■ EXERCISE DIRECTIONS
All of the records listed below should be retyped exactly.

Collection entries
--
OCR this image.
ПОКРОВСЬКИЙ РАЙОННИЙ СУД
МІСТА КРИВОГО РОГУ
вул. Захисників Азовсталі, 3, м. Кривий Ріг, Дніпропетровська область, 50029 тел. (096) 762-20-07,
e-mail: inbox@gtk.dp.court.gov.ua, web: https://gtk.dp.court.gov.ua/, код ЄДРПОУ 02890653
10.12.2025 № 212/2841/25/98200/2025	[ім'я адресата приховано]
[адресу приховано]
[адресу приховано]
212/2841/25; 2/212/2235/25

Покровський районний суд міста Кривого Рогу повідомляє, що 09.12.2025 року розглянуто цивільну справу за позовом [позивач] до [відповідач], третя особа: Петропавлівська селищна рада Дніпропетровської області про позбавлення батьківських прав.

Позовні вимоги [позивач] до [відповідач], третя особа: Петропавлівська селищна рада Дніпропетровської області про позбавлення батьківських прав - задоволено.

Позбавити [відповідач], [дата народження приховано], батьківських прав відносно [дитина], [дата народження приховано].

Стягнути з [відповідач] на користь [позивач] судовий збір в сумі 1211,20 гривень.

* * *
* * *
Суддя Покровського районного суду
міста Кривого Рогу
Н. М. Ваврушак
--
■ THE RESULT
OCR this image.
ПОКРОВСЬКИЙ РАЙОННИЙ СУД
МІСТА КРИВОГО РОГУ
вул. Захисників Азовсталі, 3, м. Кривий Ріг, Дніпропетровська область, 50029 тел. (096) 762-20-07,
e-mail: inbox@gtk.dp.court.gov.ua, web: https://gtk.dp.court.gov.ua/, код ЄДРПОУ 02890653
10.12.2025 № 212/2841/25/98200/2025	[ім'я адресата приховано]
[адресу приховано]
[адресу приховано]
212/2841/25; 2/212/2235/25

Покровський районний суд міста Кривого Рогу повідомляє, що 09.12.2025 року розглянуто цивільну справу за позовом [позивач] до [відповідач], третя особа: Петропавлівська селищна рада Дніпропетровської області про позбавлення батьківських прав.

Позовні вимоги [позивач] до [відповідач], третя особа: Петропавлівська селищна рада Дніпропетровської області про позбавлення батьківських прав - задоволено.

Позбавити [відповідач], [дата народження приховано], батьківських прав відносно [дитина], [дата народження приховано].

Стягнути з [відповідач] на користь [позивач] судовий збір в сумі 1211,20 гривень.

* * *
* * *
Суддя Покровського районного суду
міста Кривого Рогу
Н. М. Ваврушак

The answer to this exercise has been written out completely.